── DATA SECTION

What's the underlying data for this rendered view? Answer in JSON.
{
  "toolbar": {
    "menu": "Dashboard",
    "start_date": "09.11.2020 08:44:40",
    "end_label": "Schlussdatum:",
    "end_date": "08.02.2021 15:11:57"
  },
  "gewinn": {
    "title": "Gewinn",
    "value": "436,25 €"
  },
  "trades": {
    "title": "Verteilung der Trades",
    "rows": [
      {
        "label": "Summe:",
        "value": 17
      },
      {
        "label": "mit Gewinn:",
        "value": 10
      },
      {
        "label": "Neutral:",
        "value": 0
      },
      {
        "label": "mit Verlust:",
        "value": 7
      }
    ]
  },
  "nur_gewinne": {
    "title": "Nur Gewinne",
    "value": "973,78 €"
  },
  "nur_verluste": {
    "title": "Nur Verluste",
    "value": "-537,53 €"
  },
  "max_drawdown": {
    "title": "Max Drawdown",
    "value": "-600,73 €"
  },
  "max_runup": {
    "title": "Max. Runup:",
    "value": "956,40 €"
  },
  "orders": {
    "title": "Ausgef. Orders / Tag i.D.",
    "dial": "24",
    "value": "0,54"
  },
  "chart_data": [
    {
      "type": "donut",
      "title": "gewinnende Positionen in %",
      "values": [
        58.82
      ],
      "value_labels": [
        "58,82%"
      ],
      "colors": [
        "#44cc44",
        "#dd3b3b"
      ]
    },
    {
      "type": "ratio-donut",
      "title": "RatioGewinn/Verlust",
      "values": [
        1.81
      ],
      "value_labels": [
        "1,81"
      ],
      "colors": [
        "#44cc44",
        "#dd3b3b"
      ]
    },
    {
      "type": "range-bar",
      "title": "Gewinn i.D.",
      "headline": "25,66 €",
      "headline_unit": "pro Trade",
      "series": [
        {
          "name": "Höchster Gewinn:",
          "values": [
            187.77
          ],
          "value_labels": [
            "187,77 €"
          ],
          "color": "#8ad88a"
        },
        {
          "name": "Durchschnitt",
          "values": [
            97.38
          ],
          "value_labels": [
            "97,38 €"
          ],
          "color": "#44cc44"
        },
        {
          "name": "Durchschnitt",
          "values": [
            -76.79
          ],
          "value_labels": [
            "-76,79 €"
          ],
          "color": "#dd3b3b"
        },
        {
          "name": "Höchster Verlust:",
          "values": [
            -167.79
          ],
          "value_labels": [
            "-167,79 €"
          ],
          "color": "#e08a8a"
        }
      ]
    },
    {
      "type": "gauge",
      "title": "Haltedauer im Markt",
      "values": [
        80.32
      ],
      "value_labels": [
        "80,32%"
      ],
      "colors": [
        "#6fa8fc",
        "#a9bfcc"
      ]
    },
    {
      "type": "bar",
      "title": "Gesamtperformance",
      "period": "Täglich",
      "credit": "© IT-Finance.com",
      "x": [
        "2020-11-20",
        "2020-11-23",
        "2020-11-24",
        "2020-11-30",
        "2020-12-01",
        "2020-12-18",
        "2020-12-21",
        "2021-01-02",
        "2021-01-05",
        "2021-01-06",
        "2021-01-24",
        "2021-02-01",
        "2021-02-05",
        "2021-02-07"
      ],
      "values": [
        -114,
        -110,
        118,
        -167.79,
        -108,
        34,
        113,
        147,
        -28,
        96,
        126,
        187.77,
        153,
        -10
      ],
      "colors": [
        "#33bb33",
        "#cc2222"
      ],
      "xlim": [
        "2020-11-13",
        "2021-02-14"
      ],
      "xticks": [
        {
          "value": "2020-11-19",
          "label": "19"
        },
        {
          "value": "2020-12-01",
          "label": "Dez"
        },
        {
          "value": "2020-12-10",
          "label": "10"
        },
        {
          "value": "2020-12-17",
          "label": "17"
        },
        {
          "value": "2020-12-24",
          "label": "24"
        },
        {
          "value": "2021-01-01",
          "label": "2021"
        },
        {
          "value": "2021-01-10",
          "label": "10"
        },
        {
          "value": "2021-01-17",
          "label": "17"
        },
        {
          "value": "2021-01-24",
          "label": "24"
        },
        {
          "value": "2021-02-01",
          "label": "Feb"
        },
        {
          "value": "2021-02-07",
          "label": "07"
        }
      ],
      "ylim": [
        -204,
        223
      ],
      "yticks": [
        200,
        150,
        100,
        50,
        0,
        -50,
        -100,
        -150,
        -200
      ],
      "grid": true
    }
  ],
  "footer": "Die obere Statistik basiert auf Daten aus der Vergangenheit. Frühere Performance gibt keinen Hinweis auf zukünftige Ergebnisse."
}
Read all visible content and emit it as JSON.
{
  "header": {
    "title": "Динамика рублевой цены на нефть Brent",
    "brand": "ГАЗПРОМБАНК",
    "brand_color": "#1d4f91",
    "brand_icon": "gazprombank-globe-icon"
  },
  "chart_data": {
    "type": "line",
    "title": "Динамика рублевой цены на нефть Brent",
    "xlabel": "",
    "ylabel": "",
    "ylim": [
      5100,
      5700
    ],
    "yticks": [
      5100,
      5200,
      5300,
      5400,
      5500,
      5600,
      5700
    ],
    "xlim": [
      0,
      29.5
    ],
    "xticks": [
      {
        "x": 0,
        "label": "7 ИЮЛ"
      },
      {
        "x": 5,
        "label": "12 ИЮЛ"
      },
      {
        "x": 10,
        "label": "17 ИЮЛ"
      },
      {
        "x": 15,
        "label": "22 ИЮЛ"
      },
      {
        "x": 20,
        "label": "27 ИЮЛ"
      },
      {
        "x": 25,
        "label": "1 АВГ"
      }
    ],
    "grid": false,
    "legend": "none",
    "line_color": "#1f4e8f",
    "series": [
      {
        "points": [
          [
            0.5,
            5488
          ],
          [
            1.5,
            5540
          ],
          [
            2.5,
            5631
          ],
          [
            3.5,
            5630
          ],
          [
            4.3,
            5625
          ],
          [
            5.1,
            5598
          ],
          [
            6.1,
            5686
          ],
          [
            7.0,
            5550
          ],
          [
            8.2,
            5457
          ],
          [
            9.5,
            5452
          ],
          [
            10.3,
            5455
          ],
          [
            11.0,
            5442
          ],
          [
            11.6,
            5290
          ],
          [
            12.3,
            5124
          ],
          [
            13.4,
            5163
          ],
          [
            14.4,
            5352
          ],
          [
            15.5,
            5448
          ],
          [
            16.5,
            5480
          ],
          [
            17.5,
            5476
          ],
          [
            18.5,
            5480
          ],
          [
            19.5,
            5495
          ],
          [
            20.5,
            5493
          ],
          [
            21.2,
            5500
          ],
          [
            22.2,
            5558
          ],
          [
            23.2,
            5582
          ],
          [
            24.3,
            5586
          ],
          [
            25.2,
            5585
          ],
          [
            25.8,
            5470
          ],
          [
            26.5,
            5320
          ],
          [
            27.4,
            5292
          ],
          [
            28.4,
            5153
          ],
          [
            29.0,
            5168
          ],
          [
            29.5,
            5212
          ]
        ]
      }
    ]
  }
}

────

SET PROBLEM. Produce an exact copy of every entry above.

ANSWER TO THE PROBLEM.
What's the underlying data for this rendered view? Answer in JSON.
{
  "toolbar": {
    "menu": "Dashboard",
    "start_date": "09.11.2020 08:44:40",
    "end_label": "Schlussdatum:",
    "end_date": "08.02.2021 15:11:57"
  },
  "gewinn": {
    "title": "Gewinn",
    "value": "436,25 €"
  },
  "trades": {
    "title": "Verteilung der Trades",
    "rows": [
      {
        "label": "Summe:",
        "value": 17
      },
      {
        "label": "mit Gewinn:",
        "value": 10
      },
      {
        "label": "Neutral:",
        "value": 0
      },
      {
        "label": "mit Verlust:",
        "value": 7
      }
    ]
  },
  "nur_gewinne": {
    "title": "Nur Gewinne",
    "value": "973,78 €"
  },
  "nur_verluste": {
    "title": "Nur Verluste",
    "value": "-537,53 €"
  },
  "max_drawdown": {
    "title": "Max Drawdown",
    "value": "-600,73 €"
  },
  "max_runup": {
    "title": "Max. Runup:",
    "value": "956,40 €"
  },
  "orders": {
    "title": "Ausgef. Orders / Tag i.D.",
    "dial": "24",
    "value": "0,54"
  },
  "chart_data": [
    {
      "type": "donut",
      "title": "gewinnende Positionen in %",
      "values": [
        58.82
      ],
      "value_labels": [
        "58,82%"
      ],
      "colors": [
        "#44cc44",
        "#dd3b3b"
      ]
    },
    {
      "type": "ratio-donut",
      "title": "RatioGewinn/Verlust",
      "values": [
        1.81
      ],
      "value_labels": [
        "1,81"
      ],
      "colors": [
        "#44cc44",
        "#dd3b3b"
      ]
    },
    {
      "type": "range-bar",
      "title": "Gewinn i.D.",
      "headline": "25,66 €",
      "headline_unit": "pro Trade",
      "series": [
        {
          "name": "Höchster Gewinn:",
          "values": [
            187.77
          ],
          "value_labels": [
            "187,77 €"
          ],
          "color": "#8ad88a"
        },
        {
          "name": "Durchschnitt",
          "values": [
            97.38
          ],
          "value_labels": [
            "97,38 €"
          ],
          "color": "#44cc44"
        },
        {
          "name": "Durchschnitt",
          "values": [
            -76.79
          ],
          "value_labels": [
            "-76,79 €"
          ],
          "color": "#dd3b3b"
        },
        {
          "name": "Höchster Verlust:",
          "values": [
            -167.79
          ],
          "value_labels": [
            "-167,79 €"
          ],
          "color": "#e08a8a"
        }
      ]
    },
    {
      "type": "gauge",
      "title": "Haltedauer im Markt",
      "values": [
        80.32
      ],
      "value_labels": [
        "80,32%"
      ],
      "colors": [
        "#6fa8fc",
        "#a9bfcc"
      ]
    },
    {
      "type": "bar",
      "title": "Gesamtperformance",
      "period": "Täglich",
      "credit": "© IT-Finance.com",
      "x": [
        "2020-11-20",
        "2020-11-23",
        "2020-11-24",
        "2020-11-30",
        "2020-12-01",
        "2020-12-18",
        "2020-12-21",
        "2021-01-02",
        "2021-01-05",
        "2021-01-06",
        "2021-01-24",
        "2021-02-01",
        "2021-02-05",
        "2021-02-07"
      ],
      "values": [
        -114,
        -110,
        118,
        -167.79,
        -108,
        34,
        113,
        147,
        -28,
        96,
        126,
        187.77,
        153,
        -10
      ],
      "colors": [
        "#33bb33",
        "#cc2222"
      ],
      "xlim": [
        "2020-11-13",
        "2021-02-14"
      ],
      "xticks": [
        {
          "value": "2020-11-19",
          "label": "19"
        },
        {
          "value": "2020-12-01",
          "label": "Dez"
        },
        {
          "value": "2020-12-10",
          "label": "10"
        },
        {
          "value": "2020-12-17",
          "label": "17"
        },
        {
          "value": "2020-12-24",
          "label": "24"
        },
        {
          "value": "2021-01-01",
          "label": "2021"
        },
        {
          "value": "2021-01-10",
          "label": "10"
        },
        {
          "value": "2021-01-17",
          "label": "17"
        },
        {
          "value": "2021-01-24",
          "label": "24"
        },
        {
          "value": "2021-02-01",
          "label": "Feb"
        },
        {
          "value": "2021-02-07",
          "label": "07"
        }
      ],
      "ylim": [
        -204,
        223
      ],
      "yticks": [
        200,
        150,
        100,
        50,
        0,
        -50,
        -100,
        -150,
        -200
      ],
      "grid": true
    }
  ],
  "footer": "Die obere Statistik basiert auf Daten aus der Vergangenheit. Frühere Performance gibt keinen Hinweis auf zukünftige Ergebnisse."
}
Read all visible content and emit it as JSON.
{
  "header": {
    "title": "Динамика рублевой цены на нефть Brent",
    "brand": "ГАЗПРОМБАНК",
    "brand_color": "#1d4f91",
    "brand_icon": "gazprombank-globe-icon"
  },
  "chart_data": {
    "type": "line",
    "title": "Динамика рублевой цены на нефть Brent",
    "xlabel": "",
    "ylabel": "",
    "ylim": [
      5100,
      5700
    ],
    "yticks": [
      5100,
      5200,
      5300,
      5400,
      5500,
      5600,
      5700
    ],
    "xlim": [
      0,
      29.5
    ],
    "xticks": [
      {
        "x": 0,
        "label": "7 ИЮЛ"
      },
      {
        "x": 5,
        "label": "12 ИЮЛ"
      },
      {
        "x": 10,
        "label": "17 ИЮЛ"
      },
      {
        "x": 15,
        "label": "22 ИЮЛ"
      },
      {
        "x": 20,
        "label": "27 ИЮЛ"
      },
      {
        "x": 25,
        "label": "1 АВГ"
      }
    ],
    "grid": false,
    "legend": "none",
    "line_color": "#1f4e8f",
    "series": [
      {
        "points": [
          [
            0.5,
            5488
          ],
          [
            1.5,
            5540
          ],
          [
            2.5,
            5631
          ],
          [
            3.5,
            5630
          ],
          [
            4.3,
            5625
          ],
          [
            5.1,
            5598
          ],
          [
            6.1,
            5686
          ],
          [
            7.0,
            5550
          ],
          [
            8.2,
            5457
          ],
          [
            9.5,
            5452
          ],
          [
            10.3,
            5455
          ],
          [
            11.0,
            5442
          ],
          [
            11.6,
            5290
          ],
          [
            12.3,
            5124
          ],
          [
            13.4,
            5163
          ],
          [
            14.4,
            5352
          ],
          [
            15.5,
            5448
          ],
          [
            16.5,
            5480
          ],
          [
            17.5,
            5476
          ],
          [
            18.5,
            5480
          ],
          [
            19.5,
            5495
          ],
          [
            20.5,
            5493
          ],
          [
            21.2,
            5500
          ],
          [
            22.2,
            5558
          ],
          [
            23.2,
            5582
          ],
          [
            24.3,
            5586
          ],
          [
            25.2,
            5585
          ],
          [
            25.8,
            5470
          ],
          [
            26.5,
            5320
          ],
          [
            27.4,
            5292
          ],
          [
            28.4,
            5153
          ],
          [
            29.0,
            5168
          ],
          [
            29.5,
            5212
          ]
        ]
      }
    ]
  }
}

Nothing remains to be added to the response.